» Instructions to follow
Please give the entries again in full and exactly, without any picture.

--- Material supplied ---

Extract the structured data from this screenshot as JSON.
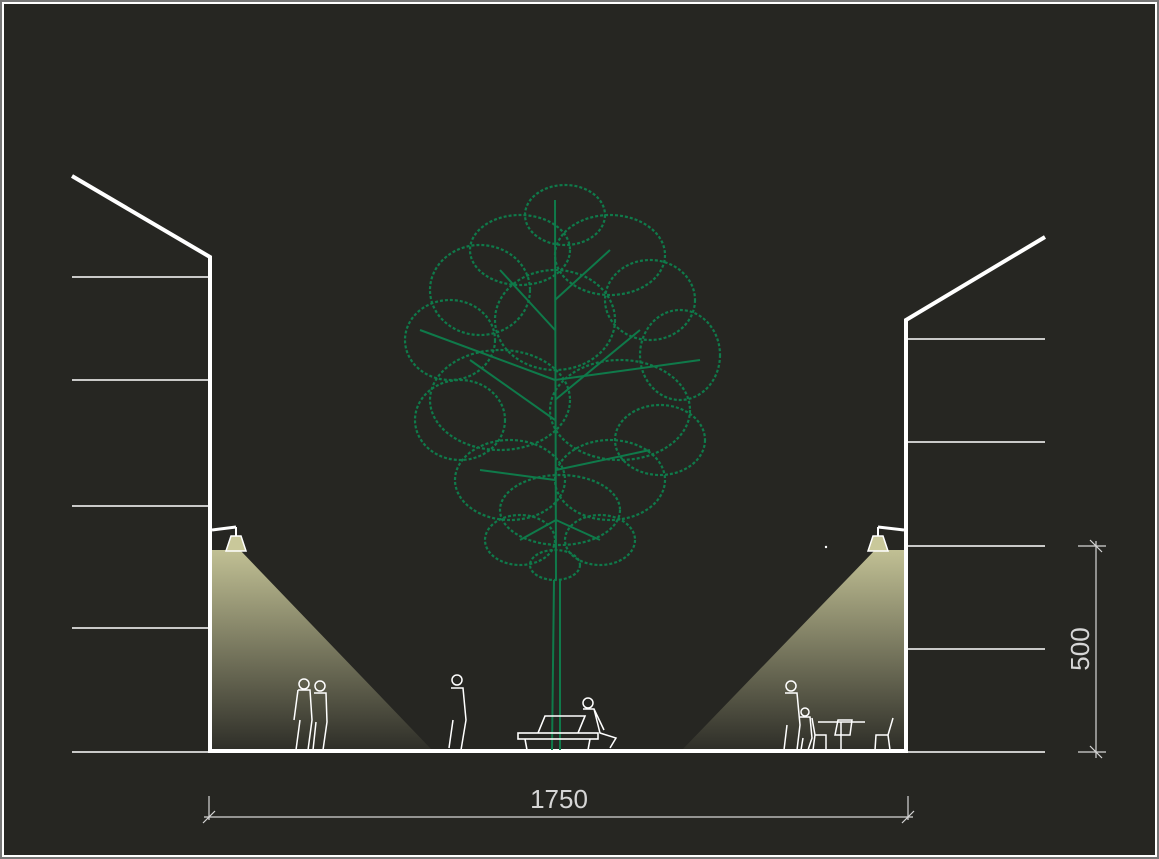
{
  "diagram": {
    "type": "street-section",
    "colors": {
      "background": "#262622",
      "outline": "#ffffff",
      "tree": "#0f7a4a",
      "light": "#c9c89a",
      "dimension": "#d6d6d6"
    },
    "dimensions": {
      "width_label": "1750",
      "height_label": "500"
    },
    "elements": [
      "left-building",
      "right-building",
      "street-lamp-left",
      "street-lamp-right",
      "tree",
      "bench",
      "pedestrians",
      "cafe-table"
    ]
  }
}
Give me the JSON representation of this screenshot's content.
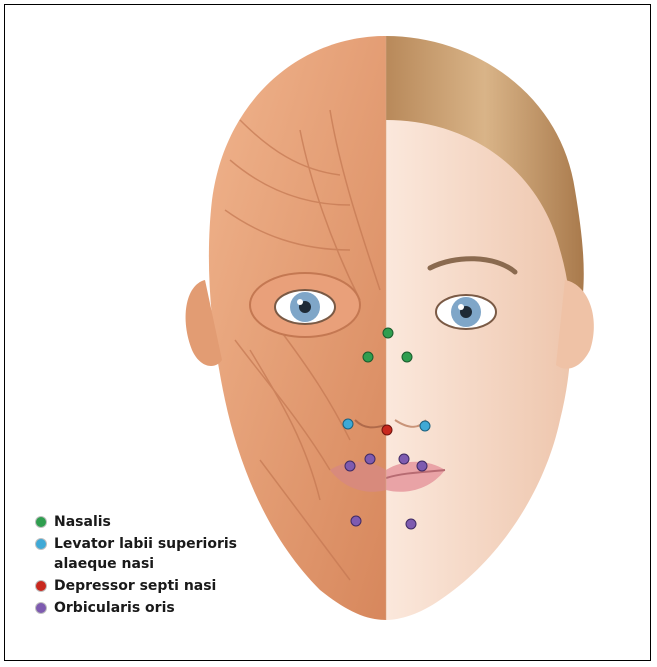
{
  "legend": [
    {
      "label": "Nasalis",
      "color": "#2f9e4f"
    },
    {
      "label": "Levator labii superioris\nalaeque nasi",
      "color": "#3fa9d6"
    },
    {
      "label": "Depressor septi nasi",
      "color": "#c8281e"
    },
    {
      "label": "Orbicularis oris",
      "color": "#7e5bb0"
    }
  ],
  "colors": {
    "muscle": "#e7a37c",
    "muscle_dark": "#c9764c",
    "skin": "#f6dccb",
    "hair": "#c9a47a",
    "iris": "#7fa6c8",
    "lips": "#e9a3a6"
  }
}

---

» Correct output
Extract the structured data from this screenshot as JSON.
{
  "diagram": {
    "type": "street-section",
    "colors": {
      "background": "#262622",
      "outline": "#ffffff",
      "tree": "#0f7a4a",
      "light": "#c9c89a",
      "dimension": "#d6d6d6"
    },
    "dimensions": {
      "width_label": "1750",
      "height_label": "500"
    },
    "elements": [
      "left-building",
      "right-building",
      "street-lamp-left",
      "street-lamp-right",
      "tree",
      "bench",
      "pedestrians",
      "cafe-table"
    ]
  }
}
Give me the JSON representation of this screenshot's content.
{
  "legend": [
    {
      "label": "Nasalis",
      "color": "#2f9e4f"
    },
    {
      "label": "Levator labii superioris\nalaeque nasi",
      "color": "#3fa9d6"
    },
    {
      "label": "Depressor septi nasi",
      "color": "#c8281e"
    },
    {
      "label": "Orbicularis oris",
      "color": "#7e5bb0"
    }
  ],
  "colors": {
    "muscle": "#e7a37c",
    "muscle_dark": "#c9764c",
    "skin": "#f6dccb",
    "hair": "#c9a47a",
    "iris": "#7fa6c8",
    "lips": "#e9a3a6"
  }
}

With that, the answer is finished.